◆ REQUIRED WORK: In the listing below, pick out lines with "Papa".

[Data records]
— begin —

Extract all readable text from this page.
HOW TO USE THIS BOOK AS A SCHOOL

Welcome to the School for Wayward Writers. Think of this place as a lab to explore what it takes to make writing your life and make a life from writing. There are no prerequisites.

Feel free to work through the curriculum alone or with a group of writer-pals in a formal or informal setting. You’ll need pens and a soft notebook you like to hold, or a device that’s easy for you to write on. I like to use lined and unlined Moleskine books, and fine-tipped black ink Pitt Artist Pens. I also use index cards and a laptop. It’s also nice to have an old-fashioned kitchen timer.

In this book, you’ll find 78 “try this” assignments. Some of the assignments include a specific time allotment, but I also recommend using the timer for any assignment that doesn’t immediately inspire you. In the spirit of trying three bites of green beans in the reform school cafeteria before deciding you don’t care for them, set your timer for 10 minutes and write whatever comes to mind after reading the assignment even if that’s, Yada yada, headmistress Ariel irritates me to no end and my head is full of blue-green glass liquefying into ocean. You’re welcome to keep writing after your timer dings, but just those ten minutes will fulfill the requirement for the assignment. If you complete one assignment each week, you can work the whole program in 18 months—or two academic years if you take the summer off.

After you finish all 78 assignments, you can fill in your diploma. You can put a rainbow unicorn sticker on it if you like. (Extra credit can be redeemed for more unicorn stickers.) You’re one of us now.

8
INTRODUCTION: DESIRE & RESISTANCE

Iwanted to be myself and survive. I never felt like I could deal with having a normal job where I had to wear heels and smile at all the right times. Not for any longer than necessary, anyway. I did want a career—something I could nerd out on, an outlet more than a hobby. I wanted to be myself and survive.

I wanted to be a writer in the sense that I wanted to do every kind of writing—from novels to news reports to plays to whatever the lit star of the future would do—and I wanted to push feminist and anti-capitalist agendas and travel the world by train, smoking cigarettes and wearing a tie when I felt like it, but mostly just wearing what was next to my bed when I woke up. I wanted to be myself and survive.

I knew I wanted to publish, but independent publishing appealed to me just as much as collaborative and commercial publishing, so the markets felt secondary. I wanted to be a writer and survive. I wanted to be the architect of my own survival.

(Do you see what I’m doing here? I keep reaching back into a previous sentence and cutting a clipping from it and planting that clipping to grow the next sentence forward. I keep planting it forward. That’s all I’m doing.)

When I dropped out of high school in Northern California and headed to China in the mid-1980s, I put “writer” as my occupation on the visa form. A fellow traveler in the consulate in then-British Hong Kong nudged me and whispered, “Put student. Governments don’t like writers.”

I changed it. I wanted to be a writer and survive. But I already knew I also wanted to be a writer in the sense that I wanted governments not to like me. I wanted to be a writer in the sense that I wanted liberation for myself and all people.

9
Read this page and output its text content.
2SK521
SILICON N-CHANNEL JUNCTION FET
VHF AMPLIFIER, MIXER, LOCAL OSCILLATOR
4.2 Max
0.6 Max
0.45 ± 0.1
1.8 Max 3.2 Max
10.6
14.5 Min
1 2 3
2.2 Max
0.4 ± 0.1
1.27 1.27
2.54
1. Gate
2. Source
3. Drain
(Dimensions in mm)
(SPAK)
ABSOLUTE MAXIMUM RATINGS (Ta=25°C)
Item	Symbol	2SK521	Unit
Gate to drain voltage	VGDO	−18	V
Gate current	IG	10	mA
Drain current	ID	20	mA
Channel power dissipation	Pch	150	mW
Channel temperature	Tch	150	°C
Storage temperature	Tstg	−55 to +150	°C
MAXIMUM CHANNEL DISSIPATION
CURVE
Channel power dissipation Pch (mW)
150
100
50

— end —
— begin —

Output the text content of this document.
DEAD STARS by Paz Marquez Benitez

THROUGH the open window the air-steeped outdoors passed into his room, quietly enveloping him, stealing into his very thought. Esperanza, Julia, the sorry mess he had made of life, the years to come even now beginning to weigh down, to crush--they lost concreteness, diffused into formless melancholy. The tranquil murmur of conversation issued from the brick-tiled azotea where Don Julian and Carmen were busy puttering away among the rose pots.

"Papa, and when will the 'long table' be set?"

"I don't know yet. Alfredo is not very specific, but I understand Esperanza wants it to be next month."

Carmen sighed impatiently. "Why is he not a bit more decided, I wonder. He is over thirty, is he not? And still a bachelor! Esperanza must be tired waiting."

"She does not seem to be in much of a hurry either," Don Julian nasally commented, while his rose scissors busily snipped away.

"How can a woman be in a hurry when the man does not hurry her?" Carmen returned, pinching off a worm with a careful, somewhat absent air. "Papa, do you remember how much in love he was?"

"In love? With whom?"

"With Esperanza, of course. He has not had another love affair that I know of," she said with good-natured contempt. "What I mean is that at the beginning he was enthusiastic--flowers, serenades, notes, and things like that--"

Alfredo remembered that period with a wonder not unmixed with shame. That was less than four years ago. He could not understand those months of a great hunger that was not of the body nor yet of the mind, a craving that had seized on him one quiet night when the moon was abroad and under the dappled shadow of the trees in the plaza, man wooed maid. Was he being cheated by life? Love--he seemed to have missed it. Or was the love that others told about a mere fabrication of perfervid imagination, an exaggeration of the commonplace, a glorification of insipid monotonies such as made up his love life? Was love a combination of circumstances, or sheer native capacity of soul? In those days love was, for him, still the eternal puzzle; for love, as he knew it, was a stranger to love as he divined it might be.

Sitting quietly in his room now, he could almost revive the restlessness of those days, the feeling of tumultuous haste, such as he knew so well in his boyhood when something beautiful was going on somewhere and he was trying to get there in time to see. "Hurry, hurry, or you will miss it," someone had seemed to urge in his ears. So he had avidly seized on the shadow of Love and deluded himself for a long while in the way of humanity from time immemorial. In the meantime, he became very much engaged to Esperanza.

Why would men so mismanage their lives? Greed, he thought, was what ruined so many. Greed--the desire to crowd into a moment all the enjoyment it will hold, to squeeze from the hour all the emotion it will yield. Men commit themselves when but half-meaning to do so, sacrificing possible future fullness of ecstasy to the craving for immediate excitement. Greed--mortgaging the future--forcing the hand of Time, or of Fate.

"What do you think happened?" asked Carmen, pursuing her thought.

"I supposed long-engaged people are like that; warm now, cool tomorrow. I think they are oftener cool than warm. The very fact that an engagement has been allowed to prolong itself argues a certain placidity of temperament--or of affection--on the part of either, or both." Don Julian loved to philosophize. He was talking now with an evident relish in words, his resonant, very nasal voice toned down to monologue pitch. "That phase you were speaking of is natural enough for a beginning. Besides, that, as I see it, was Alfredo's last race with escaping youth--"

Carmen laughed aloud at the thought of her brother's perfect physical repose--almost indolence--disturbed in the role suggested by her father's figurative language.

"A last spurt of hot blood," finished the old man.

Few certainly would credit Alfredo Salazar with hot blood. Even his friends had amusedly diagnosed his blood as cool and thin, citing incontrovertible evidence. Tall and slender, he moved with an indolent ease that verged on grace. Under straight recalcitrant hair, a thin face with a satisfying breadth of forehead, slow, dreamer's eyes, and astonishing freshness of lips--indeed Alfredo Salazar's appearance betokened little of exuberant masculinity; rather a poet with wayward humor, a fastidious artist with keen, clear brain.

— end —

◆ COMPLETE OUTPUT:
"Papa, and when will the 'long table' be set?"
"How can a woman be in a hurry when the man does not hurry her?" Carmen returned, pinching off a worm with a careful, somewhat absent air. "Papa, do you remember how much in love he was?"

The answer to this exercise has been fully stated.